▶ _RECORDED DATA_:
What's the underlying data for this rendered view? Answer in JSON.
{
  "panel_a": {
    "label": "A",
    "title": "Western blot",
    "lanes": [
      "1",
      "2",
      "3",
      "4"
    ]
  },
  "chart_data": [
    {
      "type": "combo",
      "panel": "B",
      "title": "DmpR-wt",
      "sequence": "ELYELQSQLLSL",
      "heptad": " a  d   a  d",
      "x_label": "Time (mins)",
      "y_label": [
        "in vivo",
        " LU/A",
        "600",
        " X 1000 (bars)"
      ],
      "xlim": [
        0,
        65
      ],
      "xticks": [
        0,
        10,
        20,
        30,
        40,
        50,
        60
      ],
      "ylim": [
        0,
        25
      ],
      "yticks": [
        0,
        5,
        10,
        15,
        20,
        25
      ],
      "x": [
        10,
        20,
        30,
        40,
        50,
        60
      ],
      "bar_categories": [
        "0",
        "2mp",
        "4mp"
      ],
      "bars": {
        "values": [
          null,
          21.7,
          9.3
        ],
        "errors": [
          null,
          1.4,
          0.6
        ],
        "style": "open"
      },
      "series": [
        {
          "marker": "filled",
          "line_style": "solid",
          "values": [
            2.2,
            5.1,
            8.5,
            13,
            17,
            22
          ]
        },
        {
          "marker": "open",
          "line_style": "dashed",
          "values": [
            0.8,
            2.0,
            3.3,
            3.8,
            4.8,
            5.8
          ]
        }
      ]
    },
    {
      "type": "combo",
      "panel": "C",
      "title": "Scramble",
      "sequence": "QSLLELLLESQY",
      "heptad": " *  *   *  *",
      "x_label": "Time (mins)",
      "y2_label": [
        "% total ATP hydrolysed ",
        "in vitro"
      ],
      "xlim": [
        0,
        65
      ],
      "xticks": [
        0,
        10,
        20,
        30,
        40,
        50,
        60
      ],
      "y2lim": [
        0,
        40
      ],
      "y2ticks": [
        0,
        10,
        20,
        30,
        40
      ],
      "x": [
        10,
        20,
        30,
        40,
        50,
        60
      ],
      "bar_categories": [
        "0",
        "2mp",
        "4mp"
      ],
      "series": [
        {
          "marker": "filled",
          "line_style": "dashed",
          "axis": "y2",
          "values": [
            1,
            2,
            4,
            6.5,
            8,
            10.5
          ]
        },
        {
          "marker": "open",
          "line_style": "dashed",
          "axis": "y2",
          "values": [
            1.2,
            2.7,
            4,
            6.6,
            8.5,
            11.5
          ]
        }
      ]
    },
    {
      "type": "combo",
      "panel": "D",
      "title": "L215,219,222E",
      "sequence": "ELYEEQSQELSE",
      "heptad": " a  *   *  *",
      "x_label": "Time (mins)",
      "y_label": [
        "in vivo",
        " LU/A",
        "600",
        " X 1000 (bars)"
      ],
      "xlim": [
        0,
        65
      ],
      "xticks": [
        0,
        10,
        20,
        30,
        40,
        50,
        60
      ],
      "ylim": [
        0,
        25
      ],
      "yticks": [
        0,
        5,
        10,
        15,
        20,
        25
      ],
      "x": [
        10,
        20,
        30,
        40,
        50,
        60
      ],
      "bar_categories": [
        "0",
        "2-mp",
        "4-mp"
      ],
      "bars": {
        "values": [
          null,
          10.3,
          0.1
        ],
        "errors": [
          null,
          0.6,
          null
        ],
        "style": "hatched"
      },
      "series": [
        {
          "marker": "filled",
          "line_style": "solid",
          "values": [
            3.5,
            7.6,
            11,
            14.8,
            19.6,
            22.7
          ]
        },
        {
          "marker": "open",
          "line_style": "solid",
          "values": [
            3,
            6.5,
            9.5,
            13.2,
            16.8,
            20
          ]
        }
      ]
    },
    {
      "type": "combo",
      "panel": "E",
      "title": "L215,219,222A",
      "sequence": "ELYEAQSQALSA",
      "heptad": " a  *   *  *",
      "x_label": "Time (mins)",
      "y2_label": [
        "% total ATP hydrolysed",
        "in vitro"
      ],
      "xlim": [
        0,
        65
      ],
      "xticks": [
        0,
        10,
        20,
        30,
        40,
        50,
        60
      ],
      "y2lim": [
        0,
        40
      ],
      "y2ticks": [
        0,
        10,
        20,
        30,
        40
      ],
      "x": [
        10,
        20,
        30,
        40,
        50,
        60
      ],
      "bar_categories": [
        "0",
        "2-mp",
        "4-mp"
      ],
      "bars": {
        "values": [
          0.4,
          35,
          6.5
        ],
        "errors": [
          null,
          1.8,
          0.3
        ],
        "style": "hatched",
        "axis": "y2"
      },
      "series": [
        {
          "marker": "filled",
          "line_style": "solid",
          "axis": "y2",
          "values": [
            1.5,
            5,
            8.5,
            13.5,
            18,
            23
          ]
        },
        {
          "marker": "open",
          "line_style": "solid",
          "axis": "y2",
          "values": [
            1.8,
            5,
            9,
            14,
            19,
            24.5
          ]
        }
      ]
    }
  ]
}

▶ _OBJECTIVE_: Exactly as they are written, print the entries again.

▶ _COMPLETED EXERCISE_:
What's the underlying data for this rendered view? Answer in JSON.
{
  "panel_a": {
    "label": "A",
    "title": "Western blot",
    "lanes": [
      "1",
      "2",
      "3",
      "4"
    ]
  },
  "chart_data": [
    {
      "type": "combo",
      "panel": "B",
      "title": "DmpR-wt",
      "sequence": "ELYELQSQLLSL",
      "heptad": " a  d   a  d",
      "x_label": "Time (mins)",
      "y_label": [
        "in vivo",
        " LU/A",
        "600",
        " X 1000 (bars)"
      ],
      "xlim": [
        0,
        65
      ],
      "xticks": [
        0,
        10,
        20,
        30,
        40,
        50,
        60
      ],
      "ylim": [
        0,
        25
      ],
      "yticks": [
        0,
        5,
        10,
        15,
        20,
        25
      ],
      "x": [
        10,
        20,
        30,
        40,
        50,
        60
      ],
      "bar_categories": [
        "0",
        "2mp",
        "4mp"
      ],
      "bars": {
        "values": [
          null,
          21.7,
          9.3
        ],
        "errors": [
          null,
          1.4,
          0.6
        ],
        "style": "open"
      },
      "series": [
        {
          "marker": "filled",
          "line_style": "solid",
          "values": [
            2.2,
            5.1,
            8.5,
            13,
            17,
            22
          ]
        },
        {
          "marker": "open",
          "line_style": "dashed",
          "values": [
            0.8,
            2.0,
            3.3,
            3.8,
            4.8,
            5.8
          ]
        }
      ]
    },
    {
      "type": "combo",
      "panel": "C",
      "title": "Scramble",
      "sequence": "QSLLELLLESQY",
      "heptad": " *  *   *  *",
      "x_label": "Time (mins)",
      "y2_label": [
        "% total ATP hydrolysed ",
        "in vitro"
      ],
      "xlim": [
        0,
        65
      ],
      "xticks": [
        0,
        10,
        20,
        30,
        40,
        50,
        60
      ],
      "y2lim": [
        0,
        40
      ],
      "y2ticks": [
        0,
        10,
        20,
        30,
        40
      ],
      "x": [
        10,
        20,
        30,
        40,
        50,
        60
      ],
      "bar_categories": [
        "0",
        "2mp",
        "4mp"
      ],
      "series": [
        {
          "marker": "filled",
          "line_style": "dashed",
          "axis": "y2",
          "values": [
            1,
            2,
            4,
            6.5,
            8,
            10.5
          ]
        },
        {
          "marker": "open",
          "line_style": "dashed",
          "axis": "y2",
          "values": [
            1.2,
            2.7,
            4,
            6.6,
            8.5,
            11.5
          ]
        }
      ]
    },
    {
      "type": "combo",
      "panel": "D",
      "title": "L215,219,222E",
      "sequence": "ELYEEQSQELSE",
      "heptad": " a  *   *  *",
      "x_label": "Time (mins)",
      "y_label": [
        "in vivo",
        " LU/A",
        "600",
        " X 1000 (bars)"
      ],
      "xlim": [
        0,
        65
      ],
      "xticks": [
        0,
        10,
        20,
        30,
        40,
        50,
        60
      ],
      "ylim": [
        0,
        25
      ],
      "yticks": [
        0,
        5,
        10,
        15,
        20,
        25
      ],
      "x": [
        10,
        20,
        30,
        40,
        50,
        60
      ],
      "bar_categories": [
        "0",
        "2-mp",
        "4-mp"
      ],
      "bars": {
        "values": [
          null,
          10.3,
          0.1
        ],
        "errors": [
          null,
          0.6,
          null
        ],
        "style": "hatched"
      },
      "series": [
        {
          "marker": "filled",
          "line_style": "solid",
          "values": [
            3.5,
            7.6,
            11,
            14.8,
            19.6,
            22.7
          ]
        },
        {
          "marker": "open",
          "line_style": "solid",
          "values": [
            3,
            6.5,
            9.5,
            13.2,
            16.8,
            20
          ]
        }
      ]
    },
    {
      "type": "combo",
      "panel": "E",
      "title": "L215,219,222A",
      "sequence": "ELYEAQSQALSA",
      "heptad": " a  *   *  *",
      "x_label": "Time (mins)",
      "y2_label": [
        "% total ATP hydrolysed",
        "in vitro"
      ],
      "xlim": [
        0,
        65
      ],
      "xticks": [
        0,
        10,
        20,
        30,
        40,
        50,
        60
      ],
      "y2lim": [
        0,
        40
      ],
      "y2ticks": [
        0,
        10,
        20,
        30,
        40
      ],
      "x": [
        10,
        20,
        30,
        40,
        50,
        60
      ],
      "bar_categories": [
        "0",
        "2-mp",
        "4-mp"
      ],
      "bars": {
        "values": [
          0.4,
          35,
          6.5
        ],
        "errors": [
          null,
          1.8,
          0.3
        ],
        "style": "hatched",
        "axis": "y2"
      },
      "series": [
        {
          "marker": "filled",
          "line_style": "solid",
          "axis": "y2",
          "values": [
            1.5,
            5,
            8.5,
            13.5,
            18,
            23
          ]
        },
        {
          "marker": "open",
          "line_style": "solid",
          "axis": "y2",
          "values": [
            1.8,
            5,
            9,
            14,
            19,
            24.5
          ]
        }
      ]
    }
  ]
}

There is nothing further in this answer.